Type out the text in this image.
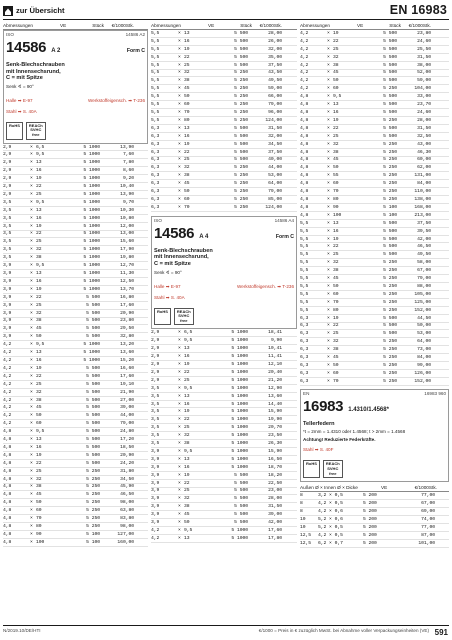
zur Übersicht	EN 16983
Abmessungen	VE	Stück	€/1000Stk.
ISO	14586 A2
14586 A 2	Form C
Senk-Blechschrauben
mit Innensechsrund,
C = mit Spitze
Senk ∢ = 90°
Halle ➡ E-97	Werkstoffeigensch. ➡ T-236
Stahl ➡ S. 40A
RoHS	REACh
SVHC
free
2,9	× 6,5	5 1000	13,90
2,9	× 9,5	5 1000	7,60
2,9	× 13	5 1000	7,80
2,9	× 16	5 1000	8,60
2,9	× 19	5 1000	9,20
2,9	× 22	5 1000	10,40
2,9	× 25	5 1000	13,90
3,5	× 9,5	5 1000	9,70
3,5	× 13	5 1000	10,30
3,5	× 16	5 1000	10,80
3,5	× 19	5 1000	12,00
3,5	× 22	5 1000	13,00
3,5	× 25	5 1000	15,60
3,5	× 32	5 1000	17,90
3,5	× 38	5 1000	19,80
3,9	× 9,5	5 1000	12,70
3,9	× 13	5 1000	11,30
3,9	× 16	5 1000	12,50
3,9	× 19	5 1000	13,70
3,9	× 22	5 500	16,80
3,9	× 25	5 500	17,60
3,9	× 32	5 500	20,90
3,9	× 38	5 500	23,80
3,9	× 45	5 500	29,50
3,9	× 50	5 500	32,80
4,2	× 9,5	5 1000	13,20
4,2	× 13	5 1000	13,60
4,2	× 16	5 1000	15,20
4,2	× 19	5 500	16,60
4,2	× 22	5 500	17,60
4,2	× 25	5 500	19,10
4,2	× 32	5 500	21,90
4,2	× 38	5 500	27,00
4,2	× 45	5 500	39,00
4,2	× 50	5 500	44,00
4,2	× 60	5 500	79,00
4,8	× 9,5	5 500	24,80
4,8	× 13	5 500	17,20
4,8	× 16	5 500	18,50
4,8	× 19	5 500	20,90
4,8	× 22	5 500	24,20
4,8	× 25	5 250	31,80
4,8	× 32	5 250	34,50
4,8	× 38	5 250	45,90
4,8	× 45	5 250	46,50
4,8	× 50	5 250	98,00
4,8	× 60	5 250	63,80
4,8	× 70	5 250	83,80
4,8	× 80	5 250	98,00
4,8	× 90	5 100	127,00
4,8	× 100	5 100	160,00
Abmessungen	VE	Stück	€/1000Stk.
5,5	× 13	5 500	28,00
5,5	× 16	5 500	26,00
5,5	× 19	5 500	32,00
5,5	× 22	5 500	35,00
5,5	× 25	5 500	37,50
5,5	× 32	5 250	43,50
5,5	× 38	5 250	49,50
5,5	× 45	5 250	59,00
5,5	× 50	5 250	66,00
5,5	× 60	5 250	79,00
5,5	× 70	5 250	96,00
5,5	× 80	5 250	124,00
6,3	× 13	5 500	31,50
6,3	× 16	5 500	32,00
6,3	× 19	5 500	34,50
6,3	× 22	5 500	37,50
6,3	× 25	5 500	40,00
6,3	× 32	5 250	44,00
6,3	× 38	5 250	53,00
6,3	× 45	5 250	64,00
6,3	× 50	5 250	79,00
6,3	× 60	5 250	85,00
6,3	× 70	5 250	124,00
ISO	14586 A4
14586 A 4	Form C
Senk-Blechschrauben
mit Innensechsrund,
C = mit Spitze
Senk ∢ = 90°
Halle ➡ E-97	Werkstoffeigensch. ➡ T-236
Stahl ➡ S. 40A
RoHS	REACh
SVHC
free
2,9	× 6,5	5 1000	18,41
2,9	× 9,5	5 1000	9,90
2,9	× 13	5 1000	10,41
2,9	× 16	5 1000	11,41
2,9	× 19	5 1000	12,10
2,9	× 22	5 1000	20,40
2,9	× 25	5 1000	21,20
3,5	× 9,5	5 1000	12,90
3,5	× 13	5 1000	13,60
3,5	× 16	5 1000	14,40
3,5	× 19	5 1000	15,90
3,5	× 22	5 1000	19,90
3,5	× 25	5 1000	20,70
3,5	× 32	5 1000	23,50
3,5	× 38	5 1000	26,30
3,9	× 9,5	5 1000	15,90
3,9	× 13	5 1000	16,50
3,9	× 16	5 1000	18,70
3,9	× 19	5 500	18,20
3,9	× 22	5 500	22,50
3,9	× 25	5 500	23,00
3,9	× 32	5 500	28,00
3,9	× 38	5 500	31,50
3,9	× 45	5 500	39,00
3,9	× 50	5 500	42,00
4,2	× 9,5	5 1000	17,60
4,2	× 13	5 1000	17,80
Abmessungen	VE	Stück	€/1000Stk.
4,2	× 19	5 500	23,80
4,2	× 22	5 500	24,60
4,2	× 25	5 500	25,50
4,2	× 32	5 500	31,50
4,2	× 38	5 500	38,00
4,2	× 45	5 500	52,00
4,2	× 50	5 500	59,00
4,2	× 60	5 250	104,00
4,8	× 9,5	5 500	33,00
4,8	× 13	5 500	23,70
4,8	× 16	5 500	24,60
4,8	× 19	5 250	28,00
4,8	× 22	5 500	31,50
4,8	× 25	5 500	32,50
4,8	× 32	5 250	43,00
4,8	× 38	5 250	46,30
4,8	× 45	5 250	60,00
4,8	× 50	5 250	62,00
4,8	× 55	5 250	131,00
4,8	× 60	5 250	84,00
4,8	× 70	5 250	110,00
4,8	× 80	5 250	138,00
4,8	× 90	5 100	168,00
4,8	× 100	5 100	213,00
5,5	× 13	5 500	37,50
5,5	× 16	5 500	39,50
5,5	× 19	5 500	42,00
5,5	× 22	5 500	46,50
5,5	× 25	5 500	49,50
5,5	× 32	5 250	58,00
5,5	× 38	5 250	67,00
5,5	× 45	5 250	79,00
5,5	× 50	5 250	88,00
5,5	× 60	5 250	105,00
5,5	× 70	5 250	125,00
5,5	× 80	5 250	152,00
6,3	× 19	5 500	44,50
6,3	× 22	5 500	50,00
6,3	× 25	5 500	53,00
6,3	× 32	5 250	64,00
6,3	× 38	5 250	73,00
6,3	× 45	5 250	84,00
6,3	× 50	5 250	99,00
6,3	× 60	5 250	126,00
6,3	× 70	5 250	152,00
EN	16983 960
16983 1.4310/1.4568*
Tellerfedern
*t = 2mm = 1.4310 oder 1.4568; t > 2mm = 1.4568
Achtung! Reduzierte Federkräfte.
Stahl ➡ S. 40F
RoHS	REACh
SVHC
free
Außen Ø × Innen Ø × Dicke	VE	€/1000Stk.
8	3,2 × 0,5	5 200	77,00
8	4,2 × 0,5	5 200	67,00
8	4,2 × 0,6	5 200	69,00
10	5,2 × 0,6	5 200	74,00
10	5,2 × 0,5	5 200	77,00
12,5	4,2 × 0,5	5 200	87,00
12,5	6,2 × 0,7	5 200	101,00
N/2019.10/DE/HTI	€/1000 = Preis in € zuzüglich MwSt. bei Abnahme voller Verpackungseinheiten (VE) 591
________________
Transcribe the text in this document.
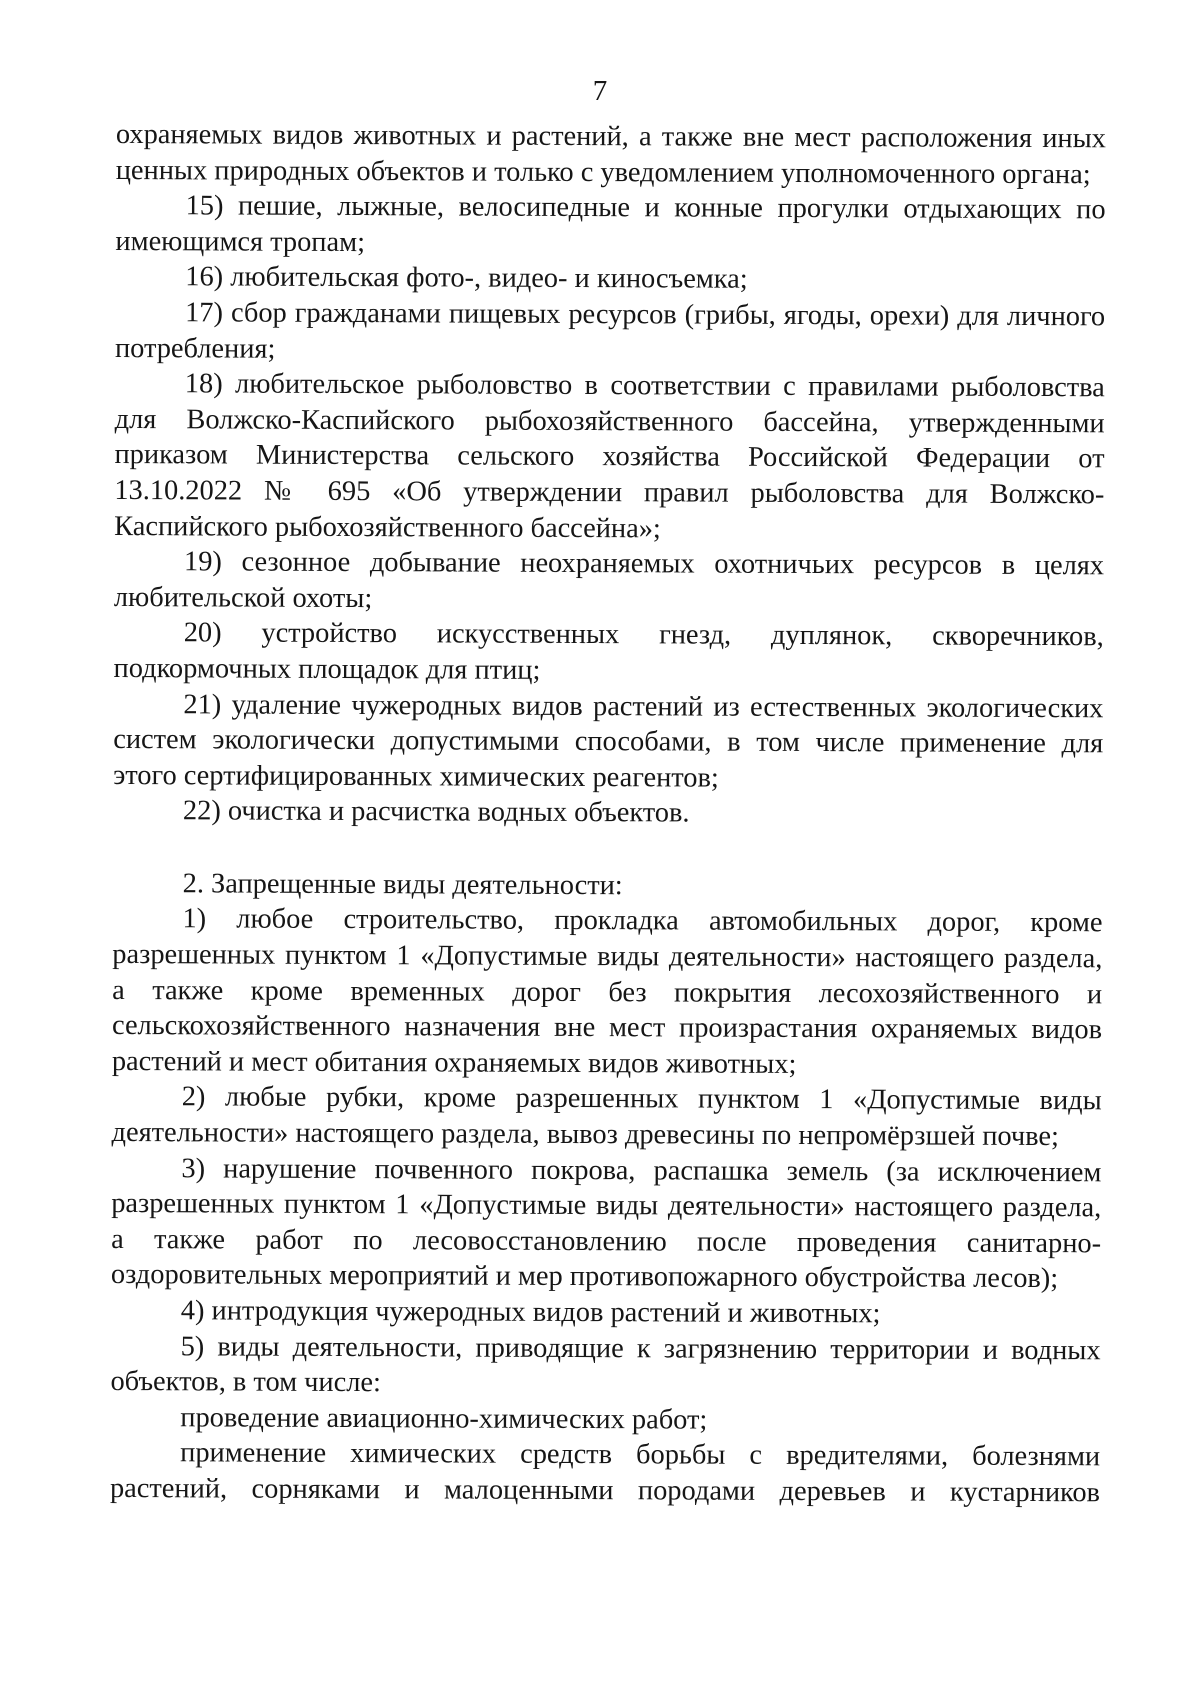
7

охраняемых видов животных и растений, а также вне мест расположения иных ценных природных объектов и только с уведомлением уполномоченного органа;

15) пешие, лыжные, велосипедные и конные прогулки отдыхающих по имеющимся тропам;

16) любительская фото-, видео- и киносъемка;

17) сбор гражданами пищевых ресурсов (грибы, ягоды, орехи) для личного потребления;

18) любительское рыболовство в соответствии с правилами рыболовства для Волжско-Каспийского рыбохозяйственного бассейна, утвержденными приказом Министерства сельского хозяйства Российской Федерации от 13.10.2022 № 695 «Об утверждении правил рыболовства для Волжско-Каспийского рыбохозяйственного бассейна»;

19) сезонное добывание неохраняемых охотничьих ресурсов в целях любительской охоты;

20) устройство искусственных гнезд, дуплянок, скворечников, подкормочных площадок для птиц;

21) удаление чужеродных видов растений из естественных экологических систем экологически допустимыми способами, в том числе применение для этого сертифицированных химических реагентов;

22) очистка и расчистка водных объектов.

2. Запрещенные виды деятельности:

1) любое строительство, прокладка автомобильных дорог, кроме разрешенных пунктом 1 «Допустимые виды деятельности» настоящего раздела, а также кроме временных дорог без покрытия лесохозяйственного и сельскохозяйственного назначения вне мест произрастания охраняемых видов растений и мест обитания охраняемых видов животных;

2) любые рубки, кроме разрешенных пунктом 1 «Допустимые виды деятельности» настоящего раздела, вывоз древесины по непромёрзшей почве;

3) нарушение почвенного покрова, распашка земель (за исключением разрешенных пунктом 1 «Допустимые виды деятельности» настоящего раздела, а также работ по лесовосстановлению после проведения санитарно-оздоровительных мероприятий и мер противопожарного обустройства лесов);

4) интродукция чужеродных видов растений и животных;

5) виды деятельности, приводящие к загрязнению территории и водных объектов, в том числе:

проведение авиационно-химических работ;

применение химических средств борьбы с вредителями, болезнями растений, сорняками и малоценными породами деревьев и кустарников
________________
Go through the records and show every line with the string "объектов" in it.

ANSWER TO THE PROBLEM:
охраняемых видов животных и растений, а также вне мест расположения иных ценных природных объектов и только с уведомлением уполномоченного органа;
22) очистка и расчистка водных объектов.
5) виды деятельности, приводящие к загрязнению территории и водных объектов, в том числе:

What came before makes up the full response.